┌─ Source extract

Closer
Get closer to a moment in Roma culture
This exhibition showcases fragments of Roma culture through artwork by Robert
Czibi, a Hungarian Roma artist living in London.
The Roma’s intimate relationship with nature counterbalances their dispossession of
the material world, which does not belong to them, but which can be overcome by
constructing a parallel universe through myth and storytelling. The fortune-teller
represents the topos of the oracle among the Roma: a person of magical power who
is connected with the supra-natural, thus attaining superior knowledge, which may
serve as a guiding principle in individuals’ lives.
The Roma are bonded through a culture of sharing possessions: little does it matter
whether the shared possessions are bones or gold, a new caravan or a house,
horses or a television set. What belongs to one belongs to all. Through this culture of
sharing a sense of belonging is transmitted throughout the generations.
Everyday practices and adherence to unwritten rules provide the beat, the
fundamental rhythm of Roma life, to which the adoption of new customs, fashion,
and languages bring variation in an ever-changing and reinvented cultural
The vagabond is a symbol of groundedness and perpetual motion, of an insistence
on safeguarding customs and beliefs, while adapting to new environments.

└─
┌─ Stored rows

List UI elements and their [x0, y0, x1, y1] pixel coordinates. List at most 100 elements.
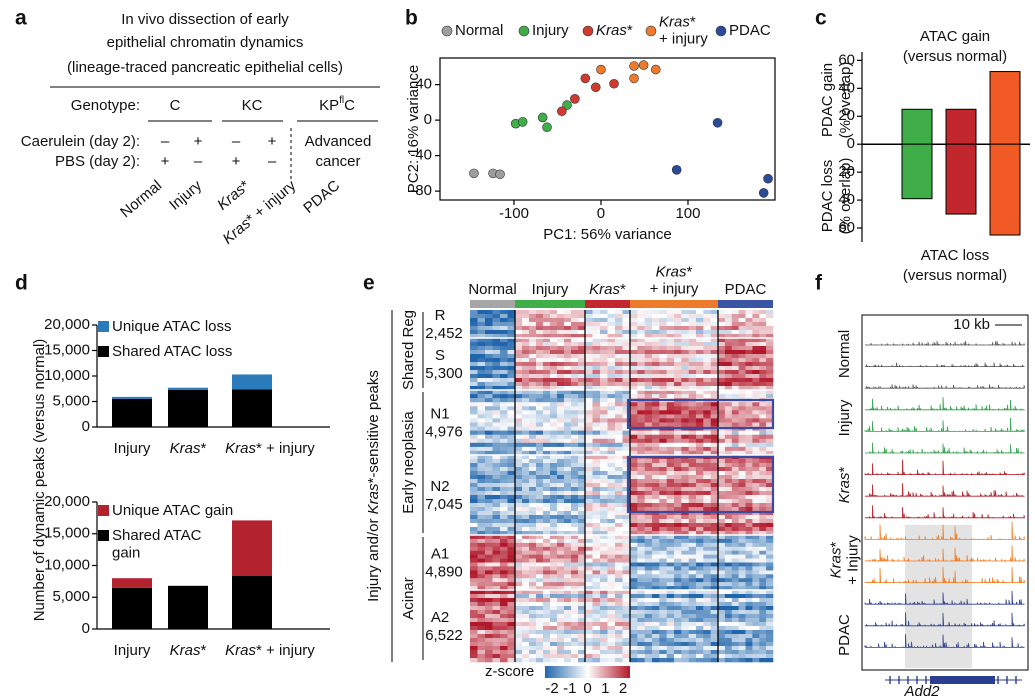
heatmap-cell [710, 630, 719, 635]
heatmap-cell [637, 326, 645, 331]
heatmap-cell [738, 542, 746, 548]
bar [989, 71, 1021, 145]
heatmap-cell [500, 342, 508, 347]
heatmap-cell [724, 582, 733, 587]
heatmap-cell [696, 527, 704, 532]
cluster-count: 6,522 [425, 627, 463, 644]
heatmap-cell [644, 586, 653, 591]
heatmap-cell [507, 610, 516, 615]
heatmap-cell [529, 438, 537, 444]
heatmap-cell [543, 422, 551, 427]
heatmap-cell [688, 538, 697, 544]
heatmap-cell [500, 658, 508, 663]
heatmap-cell [500, 602, 508, 607]
heatmap-cell [622, 459, 631, 464]
heatmap-cell [571, 590, 579, 595]
heatmap-cell [600, 346, 608, 351]
heatmap-cell [696, 523, 704, 528]
heatmap-cell [578, 622, 586, 627]
heatmap-cell [718, 654, 726, 659]
heatmap-cell [592, 542, 601, 548]
heatmap-cell [688, 450, 697, 456]
heatmap-cell [585, 538, 593, 544]
heatmap-cell [600, 638, 608, 643]
heatmap-cell [607, 390, 616, 395]
heatmap-cell [766, 602, 774, 607]
heatmap-cell [759, 390, 767, 395]
heatmap-cell [752, 394, 760, 399]
heatmap-cell [607, 354, 616, 359]
heatmap-cell [652, 390, 660, 395]
heatmap-cell [585, 426, 593, 431]
heatmap-cell [666, 574, 675, 579]
heatmap-cell [724, 326, 733, 331]
heatmap-cell [752, 479, 760, 484]
heatmap-cell [703, 362, 711, 367]
heatmap-cell [607, 554, 616, 559]
heatmap-cell [564, 558, 572, 563]
heatmap-cell [607, 626, 616, 631]
heatmap-cell [485, 558, 493, 563]
heatmap-cell [696, 442, 704, 448]
heatmap-cell [652, 562, 660, 567]
heatmap-cell [688, 499, 697, 504]
heatmap-cell [543, 370, 551, 375]
heatmap-cell [485, 523, 493, 528]
heatmap-cell [507, 434, 516, 440]
heatmap-cell [578, 570, 586, 575]
heatmap-cell [652, 438, 660, 444]
heatmap-cell [718, 495, 726, 500]
heatmap-cell [766, 654, 774, 659]
heatmap-cell [766, 318, 774, 323]
heatmap-cell [759, 495, 767, 500]
heatmap-cell [710, 342, 719, 347]
heatmap-cell [731, 342, 739, 347]
heatmap-cell [529, 574, 537, 579]
heatmap-cell [515, 455, 523, 460]
heatmap-cell [696, 606, 704, 611]
heatmap-cell [507, 554, 516, 559]
heatmap-cell [485, 511, 493, 516]
heatmap-cell [688, 622, 697, 627]
heatmap-cell [492, 455, 501, 460]
heatmap-cell [644, 430, 653, 435]
heatmap-cell [759, 590, 767, 595]
heatmap-cell [622, 582, 631, 587]
heatmap-cell [652, 618, 660, 623]
heatmap-cell [500, 546, 508, 551]
heatmap-cell [607, 558, 616, 563]
heatmap-cell [674, 314, 682, 319]
heatmap-cell [724, 535, 733, 540]
heatmap-cell [500, 630, 508, 635]
heatmap-cell [688, 554, 697, 559]
heatmap-cell [477, 334, 486, 339]
heatmap-cell [500, 354, 508, 359]
heatmap-cell [659, 626, 667, 631]
heatmap-cell [507, 527, 516, 532]
heatmap-cell [522, 538, 530, 544]
heatmap-cell [659, 370, 667, 375]
heatmap-cell [592, 554, 601, 559]
heatmap-cell [745, 515, 753, 520]
heatmap-cell [738, 634, 746, 639]
heatmap-cell [592, 422, 601, 427]
heatmap-cell [752, 310, 760, 315]
heatmap-cell [470, 326, 478, 331]
heatmap-cell [485, 487, 493, 492]
heatmap-cell [622, 330, 631, 335]
heatmap-cell [564, 554, 572, 559]
heatmap-cell [492, 531, 501, 536]
heatmap-cell [630, 310, 638, 315]
heatmap-cell [536, 475, 544, 480]
heatmap-cell [710, 642, 719, 647]
heatmap-cell [492, 562, 501, 567]
heatmap-cell [759, 622, 767, 627]
heatmap-cell [710, 594, 719, 599]
heatmap-cell [529, 414, 537, 419]
heatmap-cell [578, 430, 586, 435]
heatmap-cell [731, 634, 739, 639]
heatmap-cell [557, 366, 565, 371]
heatmap-cell [492, 618, 501, 623]
heatmap-cell [507, 618, 516, 623]
heatmap-cell [592, 350, 601, 355]
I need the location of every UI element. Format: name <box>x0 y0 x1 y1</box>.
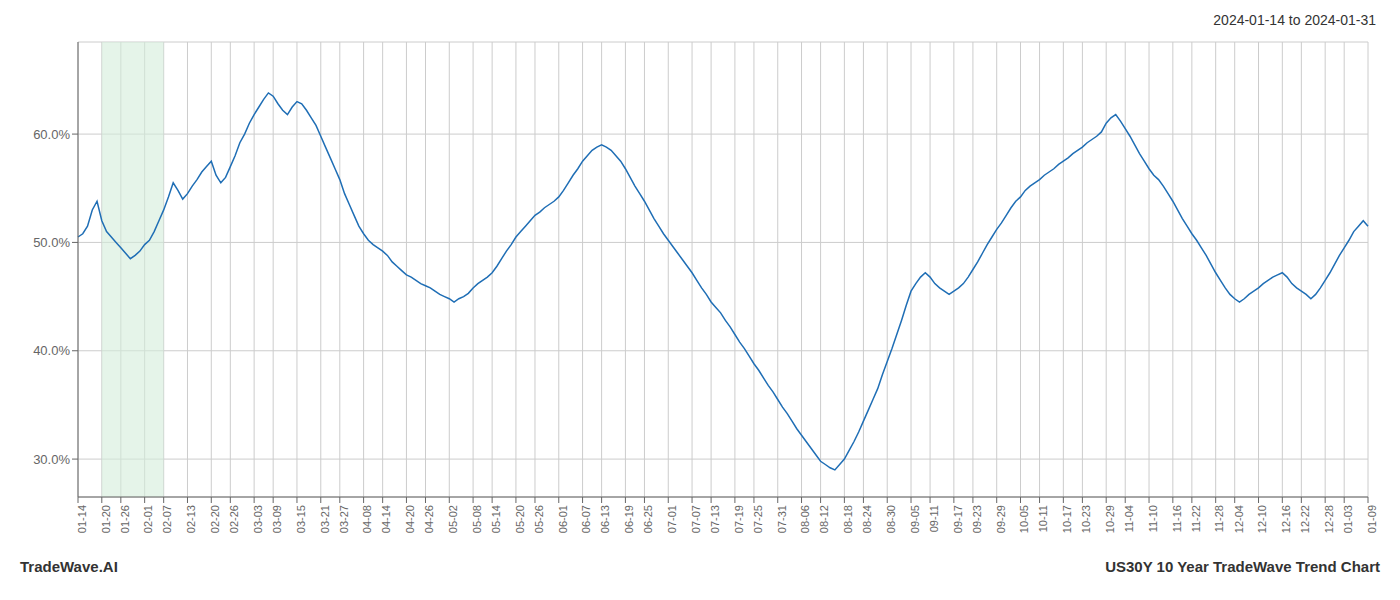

└─

- [Given task A]: Using the exhibition text on Roma culture, reproduce the passage starting with "The Roma are" and going on through "throughout the generations.".
- [Given task B]:
Does the exhibition text on Roma culture agree with each statement below? Answer yes or no for each, and quote the words from the exhibition text that decide it.
(i) Robert Czibi is a Hungarian Roma artist who lives in London.
(ii) The fortune-teller stands for the topos of the oracle among the Roma.
(iii) Among the Roma, only valuable things such as gold are shared.

- [Expected output A]:
The Roma are bonded through a culture of sharing possessions: little does it matter
whether the shared possessions are bones or gold, a new caravan or a house,
horses or a television set. What belongs to one belongs to all. Through this culture of
sharing a sense of belonging is transmitted throughout the generations.

- [Expected output B]:
(i) Yes: "Czibi, a Hungarian Roma artist living in London."
(ii) Yes: "The fortune-teller represents the topos of the oracle among the Roma"
(iii) No: "little does it matter whether the shared possessions are bones or gold"